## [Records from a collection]

+++++

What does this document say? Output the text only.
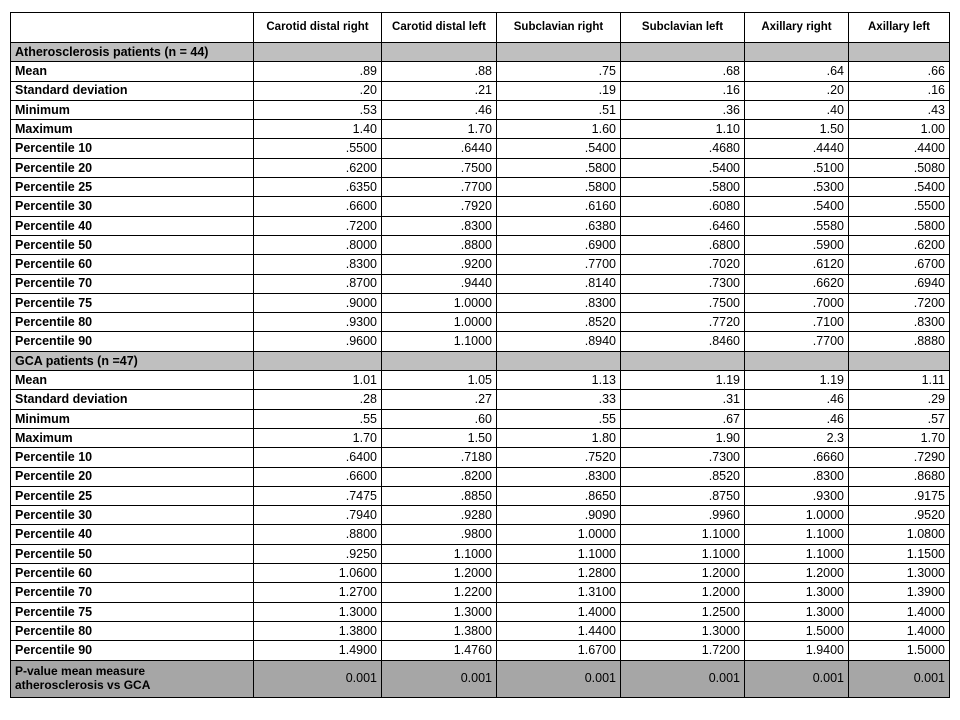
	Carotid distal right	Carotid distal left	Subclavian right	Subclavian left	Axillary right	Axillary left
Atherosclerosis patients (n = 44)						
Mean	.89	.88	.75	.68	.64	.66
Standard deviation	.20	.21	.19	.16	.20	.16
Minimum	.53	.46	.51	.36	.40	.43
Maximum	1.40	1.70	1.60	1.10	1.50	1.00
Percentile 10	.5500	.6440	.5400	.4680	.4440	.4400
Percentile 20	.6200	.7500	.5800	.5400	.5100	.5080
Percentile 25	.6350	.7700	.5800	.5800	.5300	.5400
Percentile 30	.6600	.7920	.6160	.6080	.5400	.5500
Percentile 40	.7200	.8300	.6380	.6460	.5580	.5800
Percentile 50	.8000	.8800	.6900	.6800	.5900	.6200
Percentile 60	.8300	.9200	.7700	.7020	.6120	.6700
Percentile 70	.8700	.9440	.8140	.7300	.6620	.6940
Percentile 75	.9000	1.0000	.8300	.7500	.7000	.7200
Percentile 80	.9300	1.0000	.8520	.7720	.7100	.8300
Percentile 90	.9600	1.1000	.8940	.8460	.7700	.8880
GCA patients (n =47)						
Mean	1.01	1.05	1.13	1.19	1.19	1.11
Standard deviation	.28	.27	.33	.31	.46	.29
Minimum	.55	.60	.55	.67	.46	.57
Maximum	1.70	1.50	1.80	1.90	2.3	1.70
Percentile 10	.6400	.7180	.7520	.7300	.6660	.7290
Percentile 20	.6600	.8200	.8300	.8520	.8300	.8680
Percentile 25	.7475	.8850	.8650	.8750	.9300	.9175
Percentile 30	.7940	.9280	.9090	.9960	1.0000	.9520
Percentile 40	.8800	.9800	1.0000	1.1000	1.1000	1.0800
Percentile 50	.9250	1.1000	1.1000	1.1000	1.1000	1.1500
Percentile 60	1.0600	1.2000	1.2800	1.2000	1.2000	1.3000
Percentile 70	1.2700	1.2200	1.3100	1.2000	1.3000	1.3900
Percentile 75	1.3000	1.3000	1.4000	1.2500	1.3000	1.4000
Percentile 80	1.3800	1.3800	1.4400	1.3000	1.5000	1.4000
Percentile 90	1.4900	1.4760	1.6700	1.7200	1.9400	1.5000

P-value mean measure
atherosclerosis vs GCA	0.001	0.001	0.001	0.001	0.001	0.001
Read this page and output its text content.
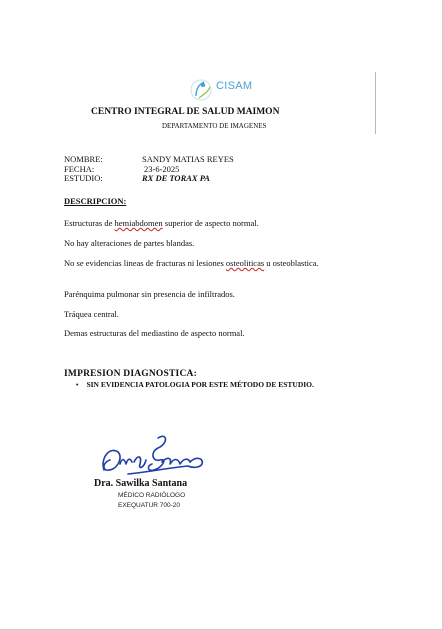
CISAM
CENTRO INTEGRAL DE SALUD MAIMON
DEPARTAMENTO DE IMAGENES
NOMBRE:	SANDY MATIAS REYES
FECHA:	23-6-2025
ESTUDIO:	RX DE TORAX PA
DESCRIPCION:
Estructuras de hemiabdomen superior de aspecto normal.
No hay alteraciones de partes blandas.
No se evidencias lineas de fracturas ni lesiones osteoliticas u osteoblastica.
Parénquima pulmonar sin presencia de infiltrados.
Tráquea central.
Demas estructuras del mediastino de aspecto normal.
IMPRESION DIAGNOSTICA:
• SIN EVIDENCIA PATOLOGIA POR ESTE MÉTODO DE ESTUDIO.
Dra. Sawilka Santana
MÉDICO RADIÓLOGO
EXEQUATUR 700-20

+++++

## [WORK REQUIRED]
Tally the lines in the entries above that hold the string "aspecto" and state the tally alone.

## [ANSWER SECTION]
2